◆ **Records contained in a dataset**:
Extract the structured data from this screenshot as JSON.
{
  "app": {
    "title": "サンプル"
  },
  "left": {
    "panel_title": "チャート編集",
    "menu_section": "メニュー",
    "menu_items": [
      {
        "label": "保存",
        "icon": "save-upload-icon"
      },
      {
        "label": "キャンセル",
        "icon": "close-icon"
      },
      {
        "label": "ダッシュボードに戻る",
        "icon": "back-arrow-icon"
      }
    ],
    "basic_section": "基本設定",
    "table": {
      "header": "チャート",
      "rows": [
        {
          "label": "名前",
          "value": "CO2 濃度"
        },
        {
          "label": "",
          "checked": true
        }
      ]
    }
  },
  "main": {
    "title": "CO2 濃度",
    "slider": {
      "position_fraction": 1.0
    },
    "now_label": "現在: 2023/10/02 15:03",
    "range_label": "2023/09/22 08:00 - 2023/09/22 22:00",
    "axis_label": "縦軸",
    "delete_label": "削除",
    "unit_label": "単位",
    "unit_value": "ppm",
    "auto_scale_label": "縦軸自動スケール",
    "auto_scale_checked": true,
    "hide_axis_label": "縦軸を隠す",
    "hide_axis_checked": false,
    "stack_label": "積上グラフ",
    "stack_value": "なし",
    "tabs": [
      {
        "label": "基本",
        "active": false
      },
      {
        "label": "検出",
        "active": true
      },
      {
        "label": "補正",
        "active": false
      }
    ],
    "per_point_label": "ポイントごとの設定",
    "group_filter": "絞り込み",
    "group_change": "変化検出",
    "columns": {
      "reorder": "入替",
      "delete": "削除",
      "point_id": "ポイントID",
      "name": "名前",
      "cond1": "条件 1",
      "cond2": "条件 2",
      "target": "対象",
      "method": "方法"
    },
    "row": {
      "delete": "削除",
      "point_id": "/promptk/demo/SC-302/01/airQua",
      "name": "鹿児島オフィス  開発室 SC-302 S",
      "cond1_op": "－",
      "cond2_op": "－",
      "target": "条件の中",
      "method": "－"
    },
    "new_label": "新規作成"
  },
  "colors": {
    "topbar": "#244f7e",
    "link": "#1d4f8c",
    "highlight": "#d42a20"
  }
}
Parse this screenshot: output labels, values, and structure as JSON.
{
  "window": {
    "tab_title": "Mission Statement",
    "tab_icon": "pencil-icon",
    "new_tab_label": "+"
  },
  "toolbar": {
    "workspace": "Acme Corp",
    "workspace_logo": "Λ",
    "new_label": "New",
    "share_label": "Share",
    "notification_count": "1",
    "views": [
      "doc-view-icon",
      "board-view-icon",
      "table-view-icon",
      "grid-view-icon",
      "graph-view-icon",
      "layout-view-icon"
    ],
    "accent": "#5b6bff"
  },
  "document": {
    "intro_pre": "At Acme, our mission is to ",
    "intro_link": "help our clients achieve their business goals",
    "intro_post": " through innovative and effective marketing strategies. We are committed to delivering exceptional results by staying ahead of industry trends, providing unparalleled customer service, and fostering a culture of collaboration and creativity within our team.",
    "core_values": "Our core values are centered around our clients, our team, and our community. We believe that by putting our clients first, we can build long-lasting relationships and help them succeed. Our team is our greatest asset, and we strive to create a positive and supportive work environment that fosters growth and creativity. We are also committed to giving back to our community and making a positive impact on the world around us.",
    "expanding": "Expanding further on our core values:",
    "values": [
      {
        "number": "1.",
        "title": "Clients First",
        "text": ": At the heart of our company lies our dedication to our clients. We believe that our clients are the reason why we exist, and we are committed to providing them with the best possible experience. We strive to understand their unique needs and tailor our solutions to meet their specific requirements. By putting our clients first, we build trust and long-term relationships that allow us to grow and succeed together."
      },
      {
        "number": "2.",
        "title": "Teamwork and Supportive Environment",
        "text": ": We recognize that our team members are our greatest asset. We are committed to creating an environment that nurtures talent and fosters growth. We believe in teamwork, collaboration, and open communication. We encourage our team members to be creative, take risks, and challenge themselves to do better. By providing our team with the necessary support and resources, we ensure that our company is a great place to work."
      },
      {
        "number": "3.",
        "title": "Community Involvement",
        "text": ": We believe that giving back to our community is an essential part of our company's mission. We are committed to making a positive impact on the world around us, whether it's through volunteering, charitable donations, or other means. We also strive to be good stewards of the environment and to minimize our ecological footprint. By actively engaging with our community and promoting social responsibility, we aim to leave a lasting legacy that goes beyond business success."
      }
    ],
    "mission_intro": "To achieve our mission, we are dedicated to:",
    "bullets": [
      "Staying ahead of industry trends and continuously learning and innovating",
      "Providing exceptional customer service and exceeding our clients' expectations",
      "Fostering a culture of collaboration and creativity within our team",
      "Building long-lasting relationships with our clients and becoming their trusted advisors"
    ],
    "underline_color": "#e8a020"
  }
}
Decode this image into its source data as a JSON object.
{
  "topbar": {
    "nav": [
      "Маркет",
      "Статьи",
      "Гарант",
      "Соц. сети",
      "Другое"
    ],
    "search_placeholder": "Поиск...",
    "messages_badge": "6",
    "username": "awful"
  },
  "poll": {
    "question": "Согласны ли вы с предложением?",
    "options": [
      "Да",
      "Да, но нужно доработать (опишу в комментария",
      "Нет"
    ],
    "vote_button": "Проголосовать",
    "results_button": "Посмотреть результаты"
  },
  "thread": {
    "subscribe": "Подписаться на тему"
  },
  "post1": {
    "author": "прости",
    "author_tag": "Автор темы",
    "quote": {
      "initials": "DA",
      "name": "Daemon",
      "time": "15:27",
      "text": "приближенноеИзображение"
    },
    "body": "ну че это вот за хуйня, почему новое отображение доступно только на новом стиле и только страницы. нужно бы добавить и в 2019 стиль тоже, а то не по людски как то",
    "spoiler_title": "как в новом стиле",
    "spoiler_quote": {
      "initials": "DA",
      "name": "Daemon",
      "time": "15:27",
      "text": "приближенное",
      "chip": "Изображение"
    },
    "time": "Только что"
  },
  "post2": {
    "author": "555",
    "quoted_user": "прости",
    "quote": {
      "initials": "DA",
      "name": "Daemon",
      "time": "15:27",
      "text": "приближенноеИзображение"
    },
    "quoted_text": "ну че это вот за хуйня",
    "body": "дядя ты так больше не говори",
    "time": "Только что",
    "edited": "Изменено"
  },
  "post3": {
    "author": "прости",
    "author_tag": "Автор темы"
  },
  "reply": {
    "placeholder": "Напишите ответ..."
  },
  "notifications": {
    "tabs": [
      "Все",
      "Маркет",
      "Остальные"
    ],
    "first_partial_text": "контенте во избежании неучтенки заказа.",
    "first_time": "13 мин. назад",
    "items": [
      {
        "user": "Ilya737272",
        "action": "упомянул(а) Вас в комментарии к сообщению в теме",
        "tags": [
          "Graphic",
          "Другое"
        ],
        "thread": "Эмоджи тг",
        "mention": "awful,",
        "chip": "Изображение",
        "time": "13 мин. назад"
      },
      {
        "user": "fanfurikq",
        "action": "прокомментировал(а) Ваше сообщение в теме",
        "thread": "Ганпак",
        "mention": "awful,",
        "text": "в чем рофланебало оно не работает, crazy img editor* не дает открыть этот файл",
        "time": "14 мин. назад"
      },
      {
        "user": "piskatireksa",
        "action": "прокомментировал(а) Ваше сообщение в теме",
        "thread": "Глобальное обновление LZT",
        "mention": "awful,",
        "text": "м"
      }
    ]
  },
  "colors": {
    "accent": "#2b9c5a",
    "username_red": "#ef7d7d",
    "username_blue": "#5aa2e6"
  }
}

◆ **Exercise directions**: Go through the listing above and pull out each line containing the word "нужно".

◆ **Complete output**:
      "Да, но нужно доработать (опишу в комментария",
    "body": "ну че это вот за хуйня, почему новое отображение доступно только на новом стиле и только страницы. нужно бы добавить и в 2019 стиль тоже, а то не по людски как то",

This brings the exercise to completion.